[Extracted data entries]
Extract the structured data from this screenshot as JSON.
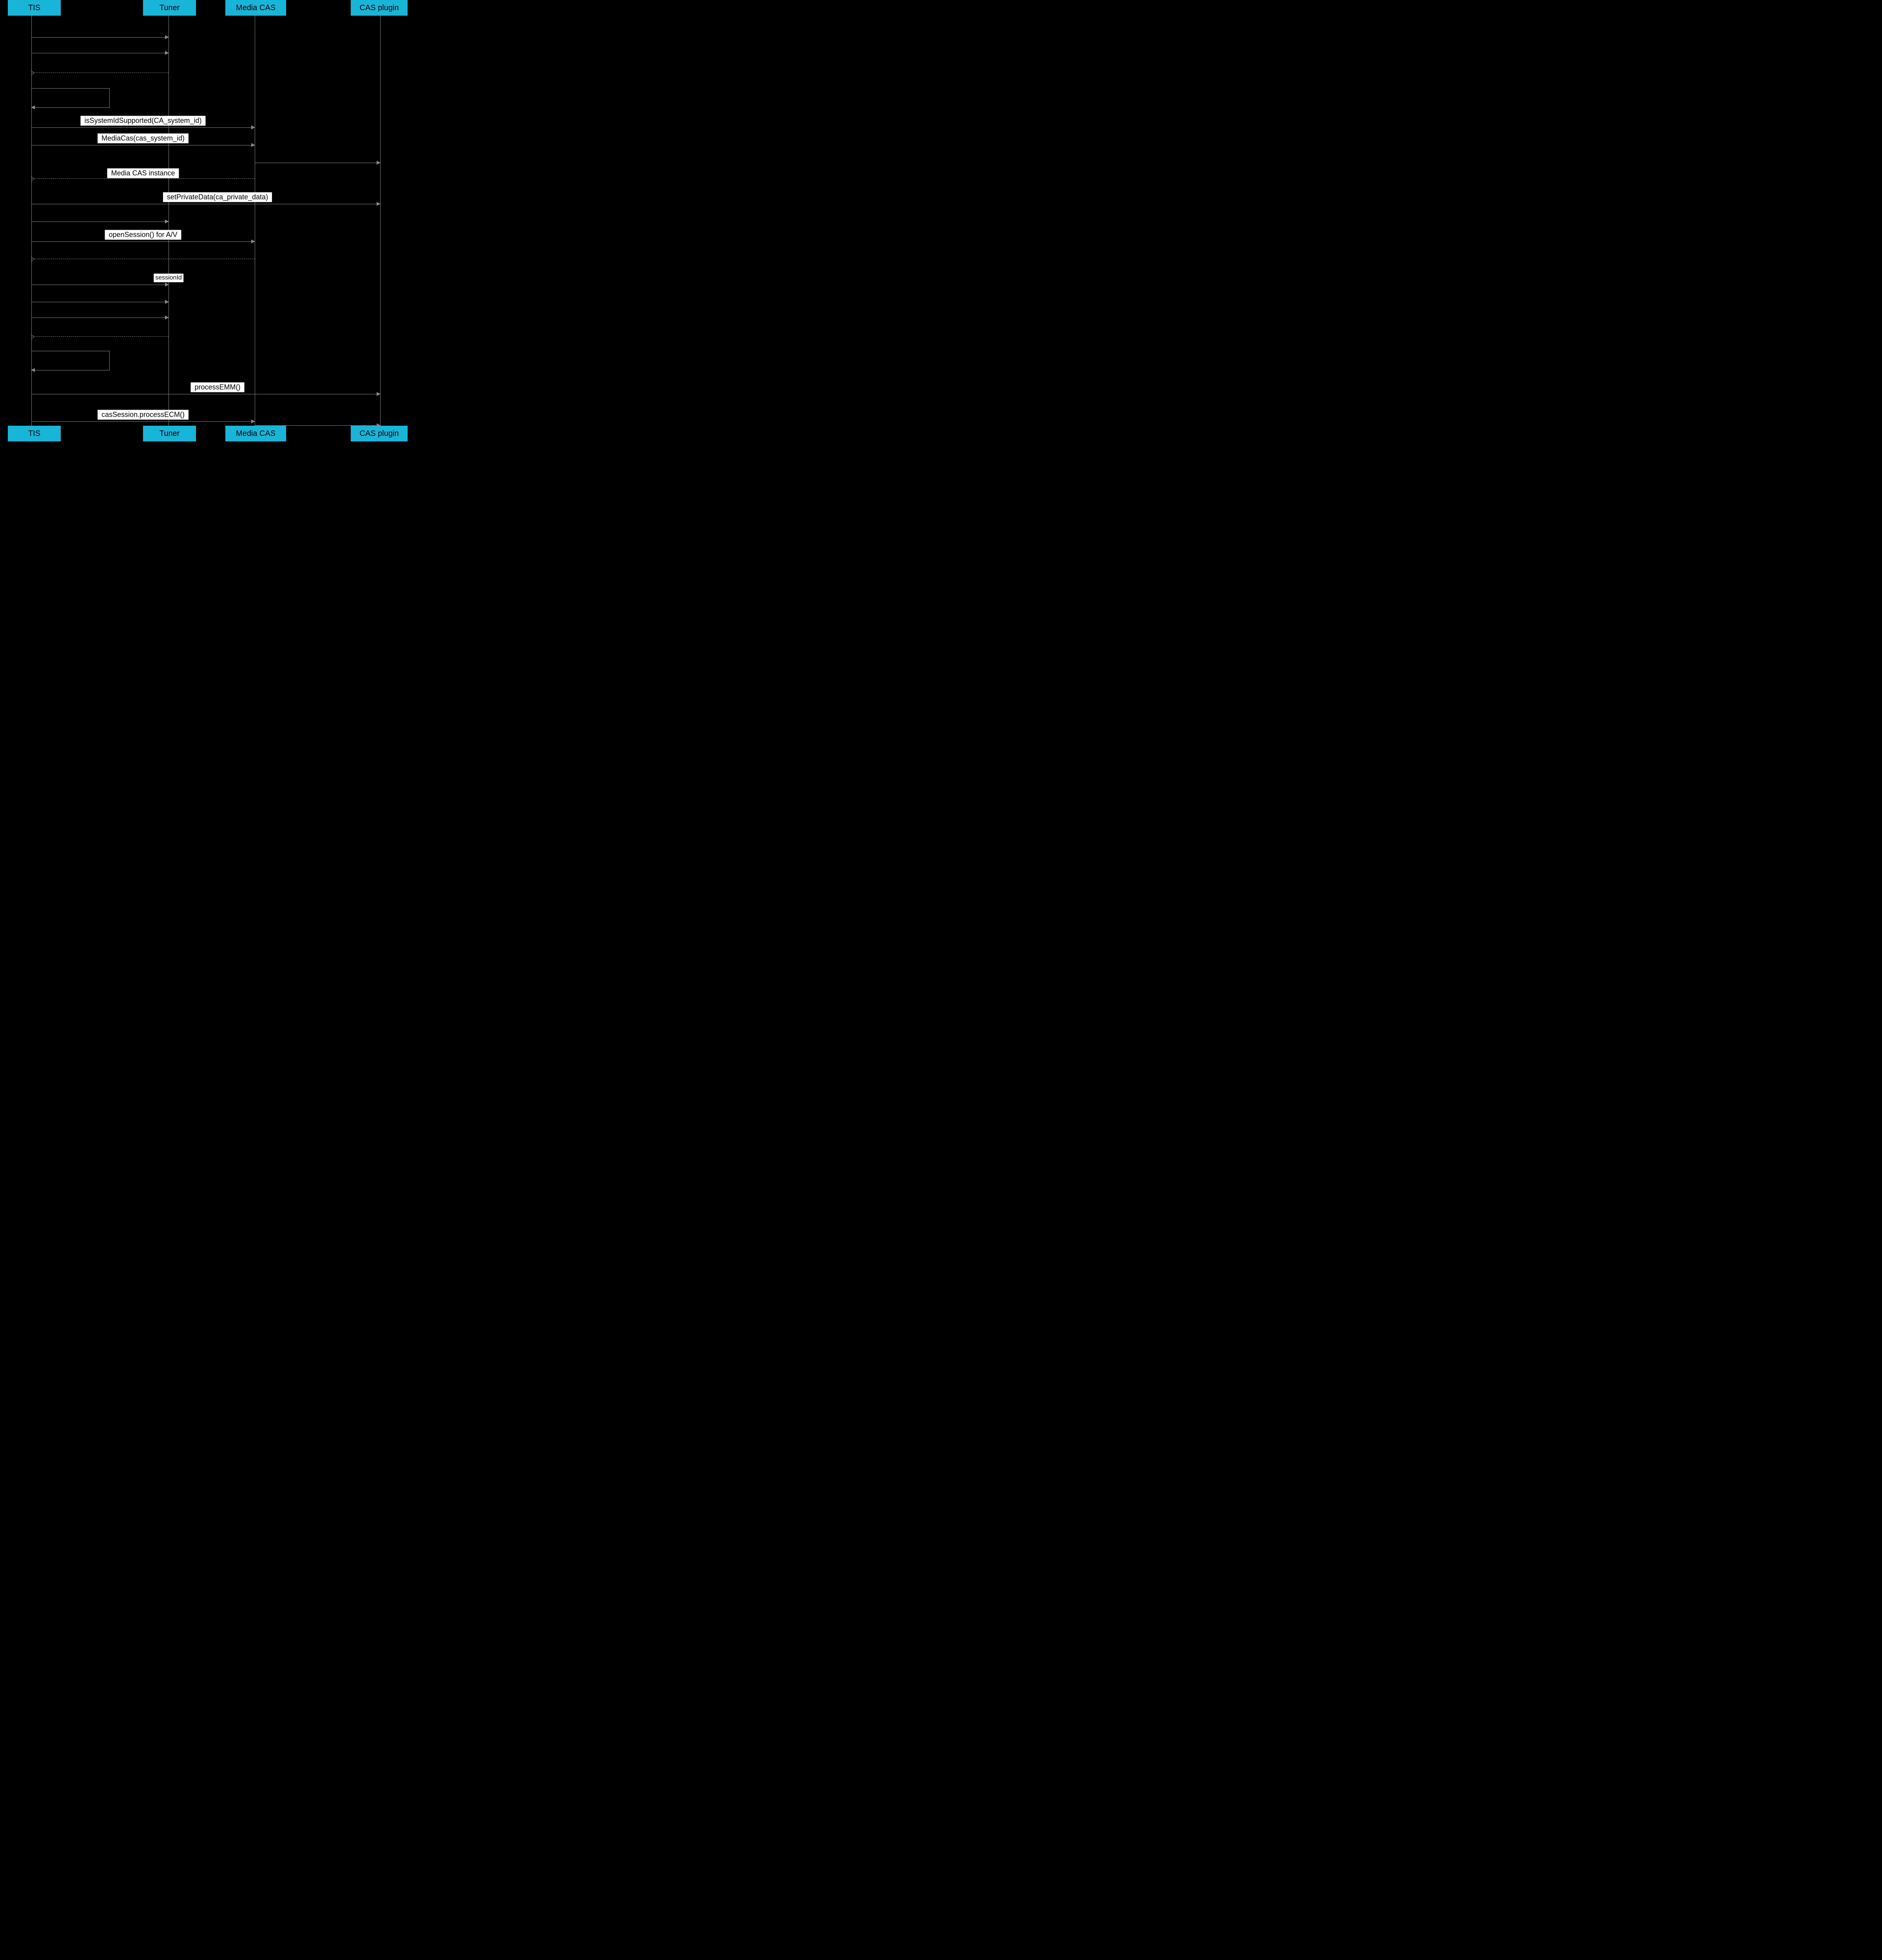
{
  "participants": {
    "tis": "TIS",
    "tuner": "Tuner",
    "mediacas": "Media CAS",
    "casplugin": "CAS plugin"
  },
  "messages": {
    "m1": "isSystemIdSupported(CA_system_id)",
    "m2": "MediaCas(cas_system_id)",
    "m3": "Media CAS instance",
    "m4": "setPrivateData(ca_private_data)",
    "m5": "openSession() for A/V",
    "m6": "sessionId",
    "m7": "processEMM()",
    "m8": "casSession.processECM()"
  }
}
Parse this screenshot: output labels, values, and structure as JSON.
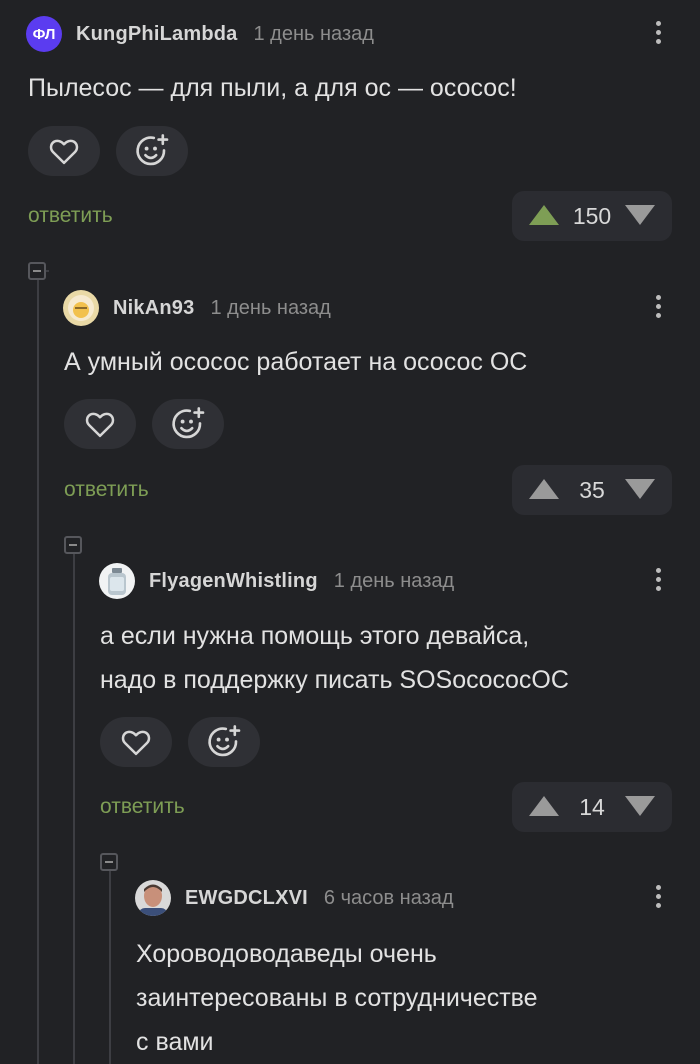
{
  "comments": [
    {
      "avatar_text": "ФЛ",
      "author": "KungPhiLambda",
      "time": "1 день назад",
      "text": "Пылесос — для пыли, а для ос — ососос!",
      "reply_label": "ответить",
      "votes": "150",
      "upvoted": true
    },
    {
      "author": "NikAn93",
      "time": "1 день назад",
      "text": "А умный ососос работает на ососос ОС",
      "reply_label": "ответить",
      "votes": "35",
      "upvoted": false
    },
    {
      "author": "FlyagenWhistling",
      "time": "1 день назад",
      "text_line1": "а если нужна помощь этого девайса,",
      "text_line2": "надо в поддержку писать SOSocococOC",
      "reply_label": "ответить",
      "votes": "14",
      "upvoted": false
    },
    {
      "author": "EWGDCLXVI",
      "time": "6 часов назад",
      "text_line1": "Хороводоводаведы очень",
      "text_line2": "заинтересованы в сотрудничестве",
      "text_line3": "с вами"
    }
  ],
  "colors": {
    "background": "#212225",
    "reply": "#7e9e55",
    "upvote_active": "#7e9e55",
    "upvote_inactive": "#9a9a9a",
    "avatar_brand": "#5b3cf0"
  }
}
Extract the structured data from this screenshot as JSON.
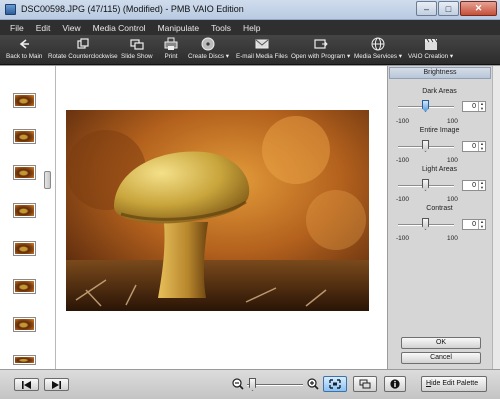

Exercise: Keep every word of the data as it is when you write it out, but drop the pictures.

Answer for this exercise:
Extract the structured data from this screenshot as JSON.
{
  "participants": {
    "tis": "TIS",
    "tuner": "Tuner",
    "mediacas": "Media CAS",
    "casplugin": "CAS plugin"
  },
  "messages": {
    "m1": "isSystemIdSupported(CA_system_id)",
    "m2": "MediaCas(cas_system_id)",
    "m3": "Media CAS instance",
    "m4": "setPrivateData(ca_private_data)",
    "m5": "openSession() for A/V",
    "m6": "sessionId",
    "m7": "processEMM()",
    "m8": "casSession.processECM()"
  }
}
Parse this screenshot: output labels, values, and structure as JSON.
{
  "comments": [
    {
      "avatar_text": "ФЛ",
      "author": "KungPhiLambda",
      "time": "1 день назад",
      "text": "Пылесос — для пыли, а для ос — ососос!",
      "reply_label": "ответить",
      "votes": "150",
      "upvoted": true
    },
    {
      "author": "NikAn93",
      "time": "1 день назад",
      "text": "А умный ососос работает на ососос ОС",
      "reply_label": "ответить",
      "votes": "35",
      "upvoted": false
    },
    {
      "author": "FlyagenWhistling",
      "time": "1 день назад",
      "text_line1": "а если нужна помощь этого девайса,",
      "text_line2": "надо в поддержку писать SOSocococOC",
      "reply_label": "ответить",
      "votes": "14",
      "upvoted": false
    },
    {
      "author": "EWGDCLXVI",
      "time": "6 часов назад",
      "text_line1": "Хороводоводаведы очень",
      "text_line2": "заинтересованы в сотрудничестве",
      "text_line3": "с вами"
    }
  ],
  "colors": {
    "background": "#212225",
    "reply": "#7e9e55",
    "upvote_active": "#7e9e55",
    "upvote_inactive": "#9a9a9a",
    "avatar_brand": "#5b3cf0"
  }
}
Extract the structured data from this screenshot as JSON.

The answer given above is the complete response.